== Given data ==

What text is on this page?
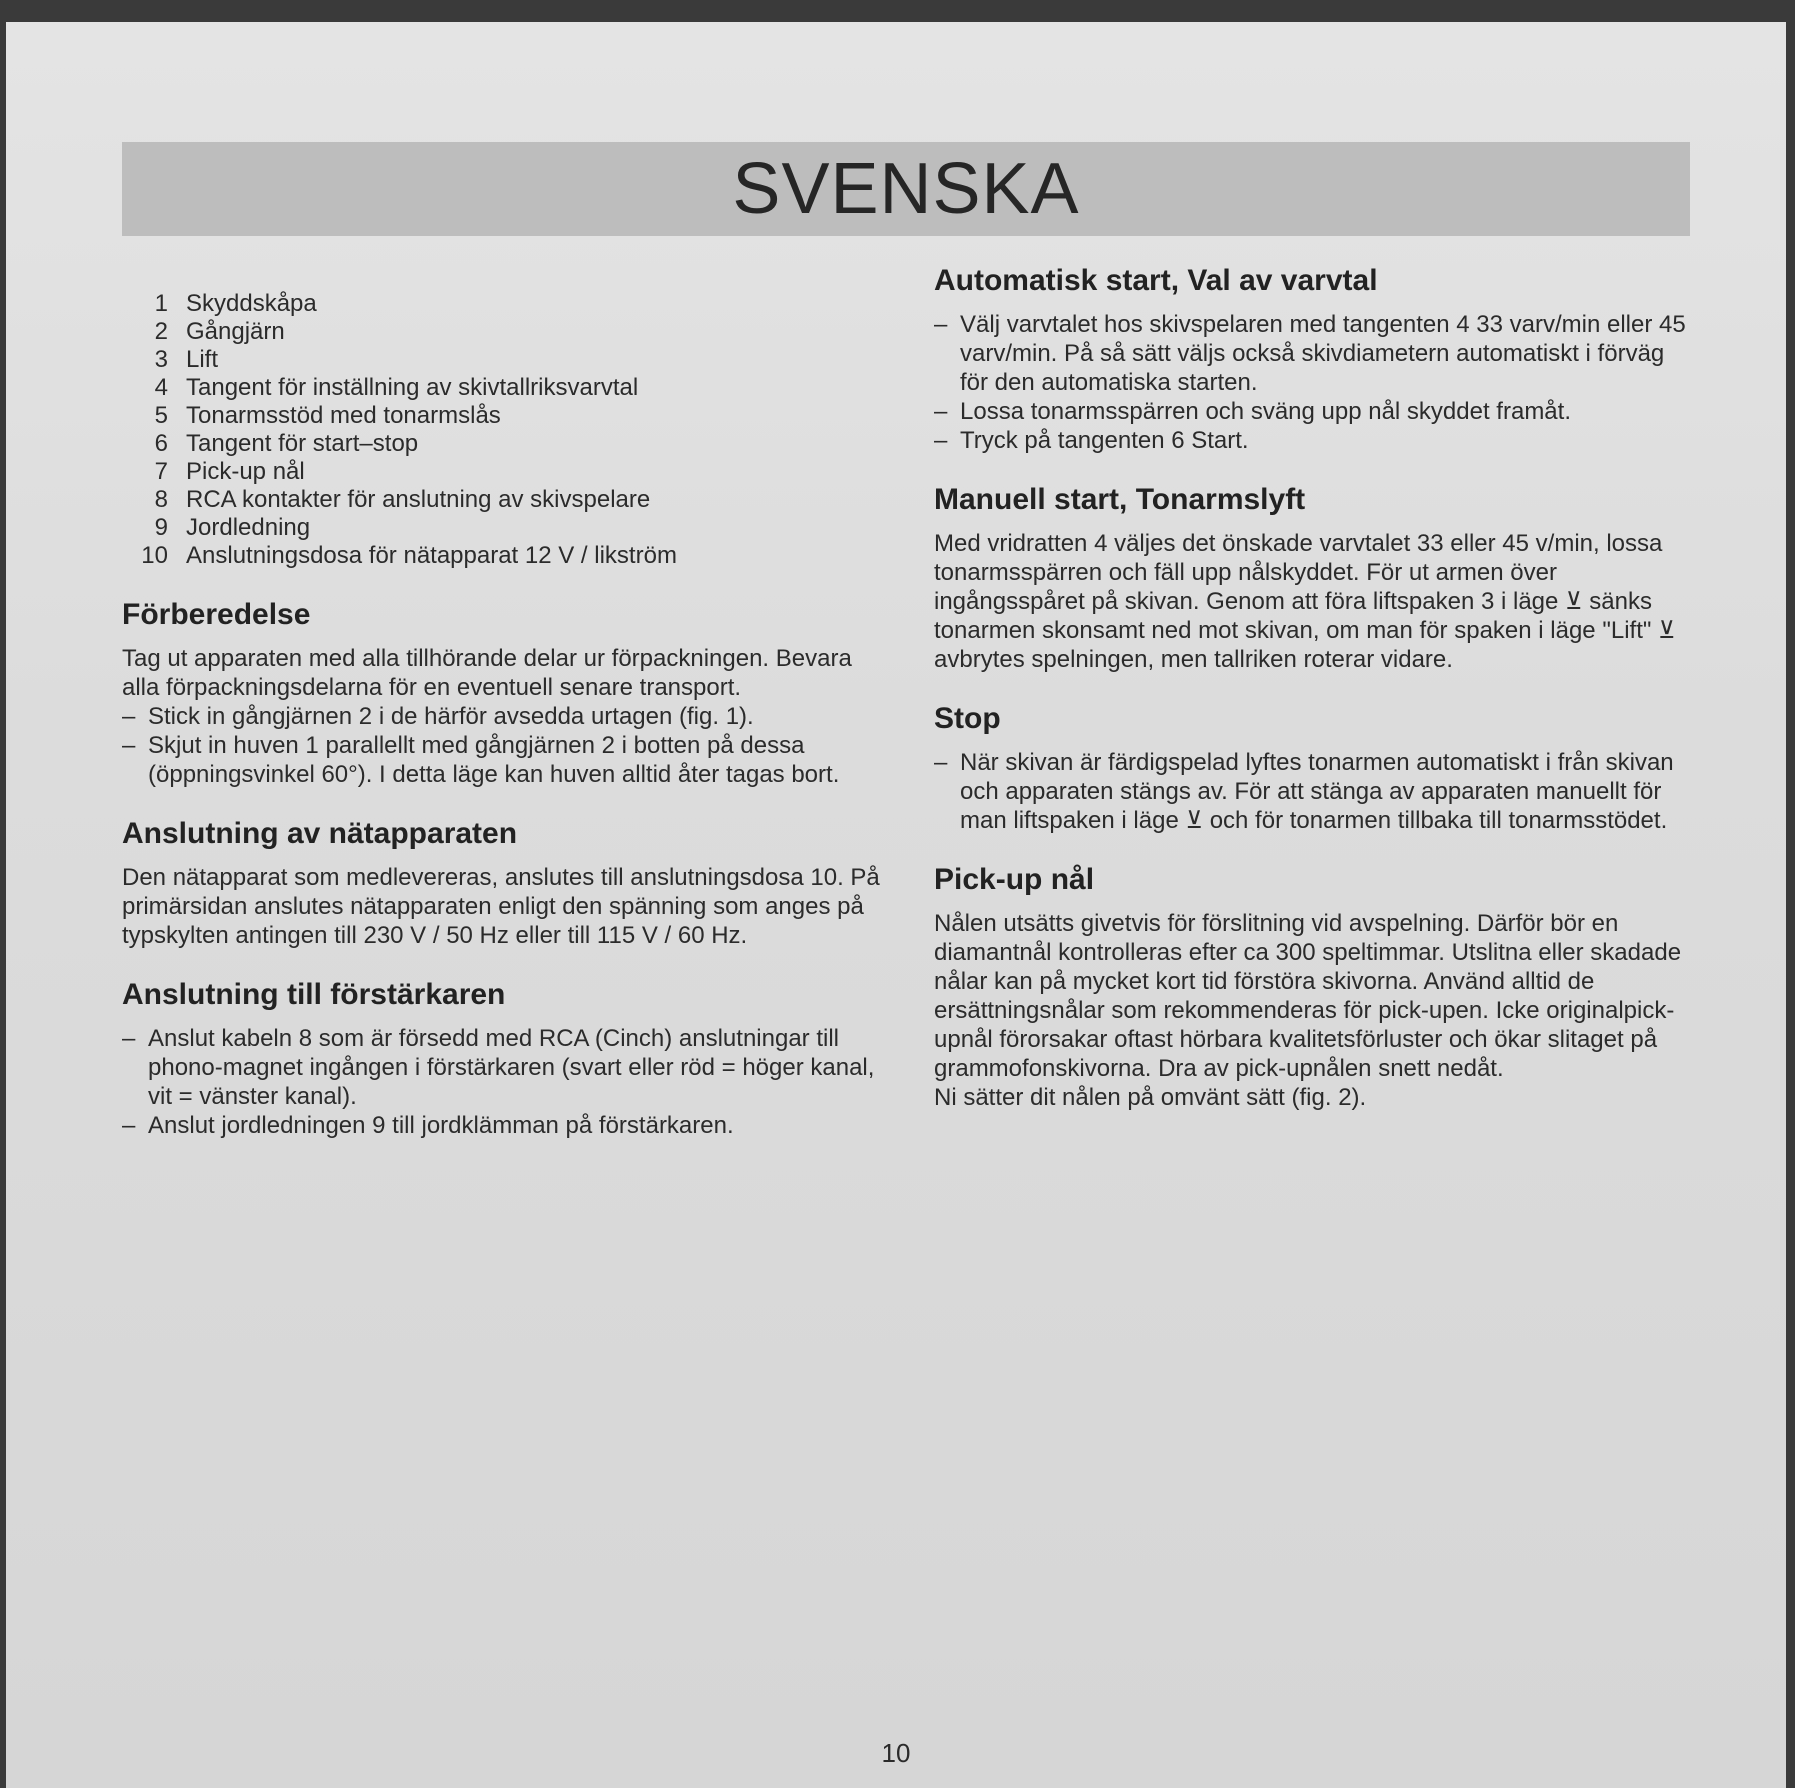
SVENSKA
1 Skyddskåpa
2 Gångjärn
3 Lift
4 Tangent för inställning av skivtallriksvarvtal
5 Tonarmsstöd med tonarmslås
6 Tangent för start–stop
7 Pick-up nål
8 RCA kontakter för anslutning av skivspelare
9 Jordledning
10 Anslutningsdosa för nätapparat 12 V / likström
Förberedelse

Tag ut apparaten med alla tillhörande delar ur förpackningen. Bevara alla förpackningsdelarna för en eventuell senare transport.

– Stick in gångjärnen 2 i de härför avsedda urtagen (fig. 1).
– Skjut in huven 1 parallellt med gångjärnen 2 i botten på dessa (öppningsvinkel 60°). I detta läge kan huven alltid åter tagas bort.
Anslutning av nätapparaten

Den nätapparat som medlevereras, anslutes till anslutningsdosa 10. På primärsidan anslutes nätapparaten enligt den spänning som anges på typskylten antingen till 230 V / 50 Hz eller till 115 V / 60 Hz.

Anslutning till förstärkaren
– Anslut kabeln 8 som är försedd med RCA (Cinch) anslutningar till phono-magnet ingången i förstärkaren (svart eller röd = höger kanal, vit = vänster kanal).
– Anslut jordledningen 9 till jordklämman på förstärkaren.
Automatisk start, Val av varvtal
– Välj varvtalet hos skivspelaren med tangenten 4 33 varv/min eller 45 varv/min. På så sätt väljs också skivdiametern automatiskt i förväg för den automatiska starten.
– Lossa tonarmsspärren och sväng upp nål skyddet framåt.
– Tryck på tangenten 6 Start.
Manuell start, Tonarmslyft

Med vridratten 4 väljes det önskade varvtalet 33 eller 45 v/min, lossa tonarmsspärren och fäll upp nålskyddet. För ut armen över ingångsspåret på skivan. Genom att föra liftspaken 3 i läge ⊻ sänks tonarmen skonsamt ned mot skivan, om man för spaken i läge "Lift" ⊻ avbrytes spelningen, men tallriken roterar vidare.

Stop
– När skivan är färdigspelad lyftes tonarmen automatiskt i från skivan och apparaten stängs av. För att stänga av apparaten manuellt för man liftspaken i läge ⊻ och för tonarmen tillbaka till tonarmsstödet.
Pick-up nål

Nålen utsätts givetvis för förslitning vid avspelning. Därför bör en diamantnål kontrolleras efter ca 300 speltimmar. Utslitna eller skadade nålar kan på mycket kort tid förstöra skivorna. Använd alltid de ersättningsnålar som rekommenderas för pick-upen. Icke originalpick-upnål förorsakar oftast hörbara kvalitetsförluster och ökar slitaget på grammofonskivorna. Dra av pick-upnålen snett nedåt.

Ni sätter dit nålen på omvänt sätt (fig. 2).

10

===
== Given data ==

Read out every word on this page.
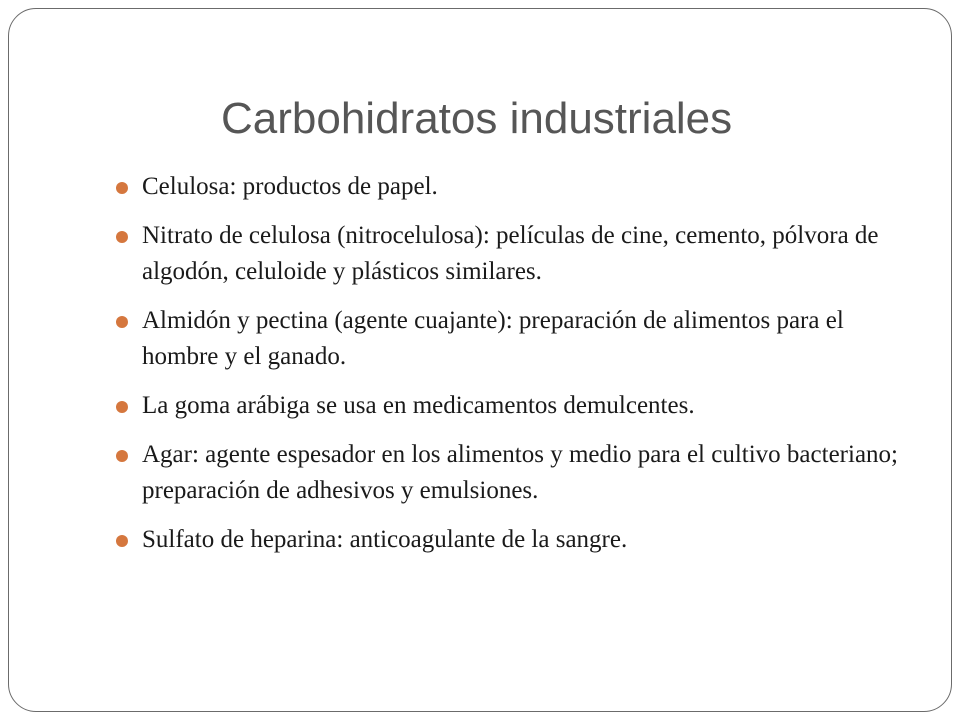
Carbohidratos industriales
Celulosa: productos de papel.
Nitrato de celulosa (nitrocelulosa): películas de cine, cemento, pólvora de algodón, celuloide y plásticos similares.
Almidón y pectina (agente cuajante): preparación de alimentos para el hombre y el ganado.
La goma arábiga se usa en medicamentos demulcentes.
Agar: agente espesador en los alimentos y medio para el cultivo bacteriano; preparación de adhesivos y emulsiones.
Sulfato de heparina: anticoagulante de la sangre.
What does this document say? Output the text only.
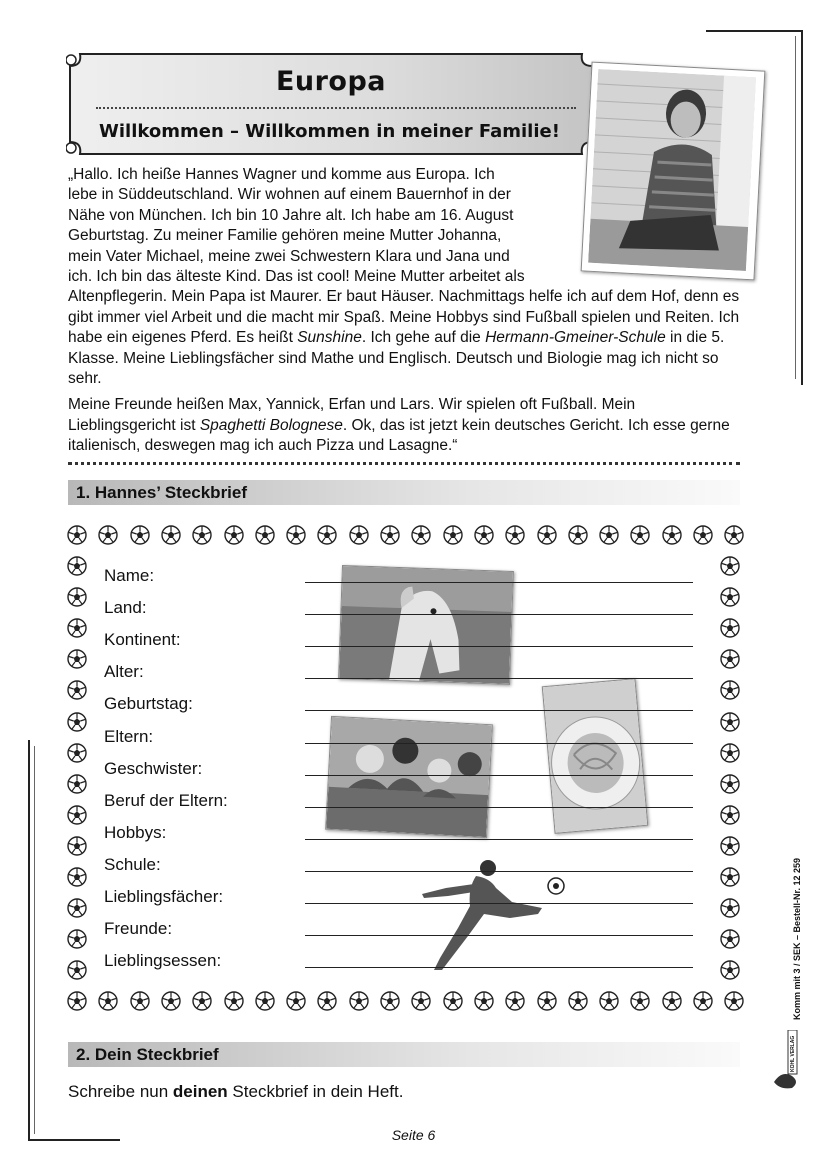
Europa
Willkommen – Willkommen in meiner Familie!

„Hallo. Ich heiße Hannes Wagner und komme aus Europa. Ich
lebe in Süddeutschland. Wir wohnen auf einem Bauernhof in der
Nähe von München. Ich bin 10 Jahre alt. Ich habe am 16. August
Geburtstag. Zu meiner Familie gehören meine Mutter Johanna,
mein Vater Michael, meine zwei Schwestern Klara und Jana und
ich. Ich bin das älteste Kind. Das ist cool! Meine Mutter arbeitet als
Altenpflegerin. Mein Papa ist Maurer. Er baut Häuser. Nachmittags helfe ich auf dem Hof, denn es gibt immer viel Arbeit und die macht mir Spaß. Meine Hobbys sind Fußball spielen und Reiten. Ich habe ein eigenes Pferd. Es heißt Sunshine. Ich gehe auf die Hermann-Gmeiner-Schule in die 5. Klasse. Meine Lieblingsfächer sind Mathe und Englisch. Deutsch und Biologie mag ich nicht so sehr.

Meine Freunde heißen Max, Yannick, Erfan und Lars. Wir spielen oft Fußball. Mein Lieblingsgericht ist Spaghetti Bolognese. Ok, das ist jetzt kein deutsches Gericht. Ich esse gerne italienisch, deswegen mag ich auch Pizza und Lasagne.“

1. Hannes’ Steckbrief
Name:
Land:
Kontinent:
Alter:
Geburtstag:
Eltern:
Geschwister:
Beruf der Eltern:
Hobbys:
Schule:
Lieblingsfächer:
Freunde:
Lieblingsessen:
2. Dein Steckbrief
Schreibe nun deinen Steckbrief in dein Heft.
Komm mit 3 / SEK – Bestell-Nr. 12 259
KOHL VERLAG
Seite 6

===

▶ **What to work on**
When "tangenten" shows up in a line of the material, report that line.

▶ **Your solution**
– Välj varvtalet hos skivspelaren med tangenten 4 33 varv/min eller 45 varv/min. På så sätt väljs också skivdiametern automatiskt i förväg för den automatiska starten.
– Tryck på tangenten 6 Start.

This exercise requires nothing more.